Requirement: Work through the data and report how many lines include the string "высота", giving the number alone.
══════
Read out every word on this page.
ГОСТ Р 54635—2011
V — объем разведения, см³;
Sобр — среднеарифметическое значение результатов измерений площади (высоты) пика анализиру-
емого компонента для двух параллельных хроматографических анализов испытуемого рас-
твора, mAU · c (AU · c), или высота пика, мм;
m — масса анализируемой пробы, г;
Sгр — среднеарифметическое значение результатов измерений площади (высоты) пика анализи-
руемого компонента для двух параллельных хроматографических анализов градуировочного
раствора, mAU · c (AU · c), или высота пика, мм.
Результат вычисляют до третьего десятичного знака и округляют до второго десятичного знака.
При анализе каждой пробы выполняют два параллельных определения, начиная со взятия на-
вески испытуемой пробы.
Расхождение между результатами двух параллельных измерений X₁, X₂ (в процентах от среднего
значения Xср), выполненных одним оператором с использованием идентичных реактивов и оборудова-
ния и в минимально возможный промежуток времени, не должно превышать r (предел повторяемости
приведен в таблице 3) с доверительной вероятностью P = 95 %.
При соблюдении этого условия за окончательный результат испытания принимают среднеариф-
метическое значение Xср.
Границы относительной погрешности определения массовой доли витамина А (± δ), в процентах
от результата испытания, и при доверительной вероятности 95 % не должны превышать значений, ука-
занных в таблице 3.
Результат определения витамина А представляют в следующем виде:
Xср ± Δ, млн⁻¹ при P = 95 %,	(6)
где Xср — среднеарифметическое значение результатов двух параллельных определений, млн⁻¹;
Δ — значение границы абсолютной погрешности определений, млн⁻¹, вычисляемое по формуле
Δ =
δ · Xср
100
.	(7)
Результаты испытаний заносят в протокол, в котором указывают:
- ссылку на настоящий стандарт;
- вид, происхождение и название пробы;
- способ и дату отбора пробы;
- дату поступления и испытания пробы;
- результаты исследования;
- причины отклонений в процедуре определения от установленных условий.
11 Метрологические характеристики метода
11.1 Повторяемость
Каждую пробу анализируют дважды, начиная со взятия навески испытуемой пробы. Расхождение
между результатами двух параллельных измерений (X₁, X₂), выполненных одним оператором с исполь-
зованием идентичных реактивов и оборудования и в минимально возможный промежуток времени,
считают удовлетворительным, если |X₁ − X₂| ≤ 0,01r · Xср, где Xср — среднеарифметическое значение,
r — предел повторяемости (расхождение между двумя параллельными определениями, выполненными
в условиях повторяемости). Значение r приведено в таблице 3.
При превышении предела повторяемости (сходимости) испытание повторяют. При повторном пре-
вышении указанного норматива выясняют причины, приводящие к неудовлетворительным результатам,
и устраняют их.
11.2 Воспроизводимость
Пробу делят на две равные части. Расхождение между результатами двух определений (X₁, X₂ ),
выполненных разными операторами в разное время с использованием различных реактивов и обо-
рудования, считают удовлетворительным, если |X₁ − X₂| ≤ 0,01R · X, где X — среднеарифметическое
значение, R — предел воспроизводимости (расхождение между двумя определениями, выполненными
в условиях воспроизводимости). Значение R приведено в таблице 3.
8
══════
Written answer: 2